### Prompt
Show every line that has the string "label" in it.

____ Provided data

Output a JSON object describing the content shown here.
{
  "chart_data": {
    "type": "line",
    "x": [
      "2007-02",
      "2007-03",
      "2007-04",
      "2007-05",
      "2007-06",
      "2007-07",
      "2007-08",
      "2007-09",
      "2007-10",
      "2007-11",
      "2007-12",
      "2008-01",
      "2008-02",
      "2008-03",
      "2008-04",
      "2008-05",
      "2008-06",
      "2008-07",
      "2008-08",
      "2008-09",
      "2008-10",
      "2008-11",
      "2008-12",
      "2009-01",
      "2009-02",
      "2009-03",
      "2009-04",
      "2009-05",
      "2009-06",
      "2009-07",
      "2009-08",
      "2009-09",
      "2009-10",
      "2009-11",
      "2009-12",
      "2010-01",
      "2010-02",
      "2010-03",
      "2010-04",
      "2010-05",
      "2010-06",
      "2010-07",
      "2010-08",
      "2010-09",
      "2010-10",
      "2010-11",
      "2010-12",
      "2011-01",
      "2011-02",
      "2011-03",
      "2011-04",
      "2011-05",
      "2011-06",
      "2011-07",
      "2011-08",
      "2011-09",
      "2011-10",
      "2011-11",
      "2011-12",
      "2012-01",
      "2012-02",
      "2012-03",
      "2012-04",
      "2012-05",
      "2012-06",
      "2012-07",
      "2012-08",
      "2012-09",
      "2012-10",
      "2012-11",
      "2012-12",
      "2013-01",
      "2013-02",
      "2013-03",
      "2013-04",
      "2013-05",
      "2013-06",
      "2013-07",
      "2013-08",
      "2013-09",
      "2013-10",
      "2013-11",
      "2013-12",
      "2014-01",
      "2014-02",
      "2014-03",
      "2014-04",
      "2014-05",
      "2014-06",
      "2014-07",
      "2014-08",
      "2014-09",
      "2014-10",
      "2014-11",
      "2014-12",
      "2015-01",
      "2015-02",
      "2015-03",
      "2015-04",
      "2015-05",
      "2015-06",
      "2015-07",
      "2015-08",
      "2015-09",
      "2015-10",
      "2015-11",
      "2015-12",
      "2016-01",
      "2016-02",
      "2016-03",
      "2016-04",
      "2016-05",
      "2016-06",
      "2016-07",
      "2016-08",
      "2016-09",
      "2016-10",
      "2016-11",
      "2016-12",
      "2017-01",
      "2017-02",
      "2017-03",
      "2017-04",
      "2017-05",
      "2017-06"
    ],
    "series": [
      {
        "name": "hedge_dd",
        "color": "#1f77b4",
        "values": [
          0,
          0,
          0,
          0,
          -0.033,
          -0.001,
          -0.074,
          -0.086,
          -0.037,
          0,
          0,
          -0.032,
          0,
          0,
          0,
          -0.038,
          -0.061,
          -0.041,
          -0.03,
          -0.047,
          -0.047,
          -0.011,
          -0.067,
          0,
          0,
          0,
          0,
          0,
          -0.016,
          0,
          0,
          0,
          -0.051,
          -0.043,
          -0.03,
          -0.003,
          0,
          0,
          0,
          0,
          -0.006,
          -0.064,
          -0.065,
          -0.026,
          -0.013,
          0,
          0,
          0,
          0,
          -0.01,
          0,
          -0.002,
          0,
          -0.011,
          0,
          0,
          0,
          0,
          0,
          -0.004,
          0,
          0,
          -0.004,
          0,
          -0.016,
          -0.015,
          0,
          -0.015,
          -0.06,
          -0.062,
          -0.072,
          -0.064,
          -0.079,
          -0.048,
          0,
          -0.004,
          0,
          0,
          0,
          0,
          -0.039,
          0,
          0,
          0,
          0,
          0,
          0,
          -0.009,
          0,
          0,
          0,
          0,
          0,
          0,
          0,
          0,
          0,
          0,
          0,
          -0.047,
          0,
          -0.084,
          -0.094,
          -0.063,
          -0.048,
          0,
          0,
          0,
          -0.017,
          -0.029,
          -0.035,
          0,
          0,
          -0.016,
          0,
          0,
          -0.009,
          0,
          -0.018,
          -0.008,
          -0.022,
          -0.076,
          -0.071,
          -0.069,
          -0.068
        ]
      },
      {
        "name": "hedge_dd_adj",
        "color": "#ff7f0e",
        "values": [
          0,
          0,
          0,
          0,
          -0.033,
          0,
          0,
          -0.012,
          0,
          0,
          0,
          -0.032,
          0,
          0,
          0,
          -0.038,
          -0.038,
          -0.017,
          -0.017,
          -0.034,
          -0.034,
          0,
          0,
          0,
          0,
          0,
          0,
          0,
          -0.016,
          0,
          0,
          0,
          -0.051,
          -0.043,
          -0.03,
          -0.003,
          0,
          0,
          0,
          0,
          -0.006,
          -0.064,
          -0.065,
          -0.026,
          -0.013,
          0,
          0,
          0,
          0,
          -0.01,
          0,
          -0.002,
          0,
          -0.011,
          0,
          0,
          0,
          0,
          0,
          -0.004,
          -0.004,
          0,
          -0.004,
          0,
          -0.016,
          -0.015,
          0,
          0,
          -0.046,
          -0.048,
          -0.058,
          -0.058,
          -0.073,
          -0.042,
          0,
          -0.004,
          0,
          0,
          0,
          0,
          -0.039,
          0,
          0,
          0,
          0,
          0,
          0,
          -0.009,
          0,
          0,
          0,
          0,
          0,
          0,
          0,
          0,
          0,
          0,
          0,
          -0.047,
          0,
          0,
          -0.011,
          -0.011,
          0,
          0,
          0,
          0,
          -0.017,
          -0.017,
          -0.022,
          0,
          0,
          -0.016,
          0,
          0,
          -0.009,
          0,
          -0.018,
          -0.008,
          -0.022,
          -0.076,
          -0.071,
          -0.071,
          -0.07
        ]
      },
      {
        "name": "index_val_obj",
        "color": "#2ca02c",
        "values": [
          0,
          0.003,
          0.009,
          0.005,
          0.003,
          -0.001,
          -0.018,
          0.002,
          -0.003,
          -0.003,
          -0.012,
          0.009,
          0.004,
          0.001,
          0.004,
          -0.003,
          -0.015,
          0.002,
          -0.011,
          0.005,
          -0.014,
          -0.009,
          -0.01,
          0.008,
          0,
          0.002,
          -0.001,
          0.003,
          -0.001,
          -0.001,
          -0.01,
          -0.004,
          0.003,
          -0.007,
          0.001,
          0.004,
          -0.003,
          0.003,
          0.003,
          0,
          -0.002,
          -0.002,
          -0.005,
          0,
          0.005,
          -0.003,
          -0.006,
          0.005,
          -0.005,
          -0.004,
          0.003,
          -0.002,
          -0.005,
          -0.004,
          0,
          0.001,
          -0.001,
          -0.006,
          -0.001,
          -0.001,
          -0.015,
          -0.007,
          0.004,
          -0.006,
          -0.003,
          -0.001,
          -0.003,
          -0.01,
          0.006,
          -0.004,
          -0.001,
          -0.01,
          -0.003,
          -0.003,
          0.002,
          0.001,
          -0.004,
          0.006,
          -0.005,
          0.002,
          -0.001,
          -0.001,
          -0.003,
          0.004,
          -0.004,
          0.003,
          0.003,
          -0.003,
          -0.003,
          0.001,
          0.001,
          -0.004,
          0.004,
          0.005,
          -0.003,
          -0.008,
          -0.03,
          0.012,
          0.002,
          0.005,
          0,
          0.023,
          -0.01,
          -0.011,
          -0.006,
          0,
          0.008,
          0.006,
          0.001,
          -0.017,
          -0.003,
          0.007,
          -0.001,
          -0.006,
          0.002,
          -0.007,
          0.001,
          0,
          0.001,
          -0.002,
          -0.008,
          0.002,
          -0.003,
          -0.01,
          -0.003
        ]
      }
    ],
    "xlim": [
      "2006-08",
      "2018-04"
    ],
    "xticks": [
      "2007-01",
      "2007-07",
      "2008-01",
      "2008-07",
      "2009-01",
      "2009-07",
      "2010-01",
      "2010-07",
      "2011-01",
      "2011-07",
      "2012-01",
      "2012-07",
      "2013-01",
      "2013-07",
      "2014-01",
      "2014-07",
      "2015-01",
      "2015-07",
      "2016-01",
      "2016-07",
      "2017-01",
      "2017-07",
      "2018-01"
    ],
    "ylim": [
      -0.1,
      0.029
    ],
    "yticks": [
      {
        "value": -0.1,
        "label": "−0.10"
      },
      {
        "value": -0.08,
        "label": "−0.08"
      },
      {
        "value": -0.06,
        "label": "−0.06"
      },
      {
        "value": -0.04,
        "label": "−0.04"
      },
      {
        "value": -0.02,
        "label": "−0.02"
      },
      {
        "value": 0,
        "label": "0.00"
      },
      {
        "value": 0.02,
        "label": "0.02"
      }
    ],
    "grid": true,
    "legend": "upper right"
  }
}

________

### Reply
        "label": "−0.10"
        "label": "−0.08"
        "label": "−0.06"
        "label": "−0.04"
        "label": "−0.02"
        "label": "0.00"
        "label": "0.02"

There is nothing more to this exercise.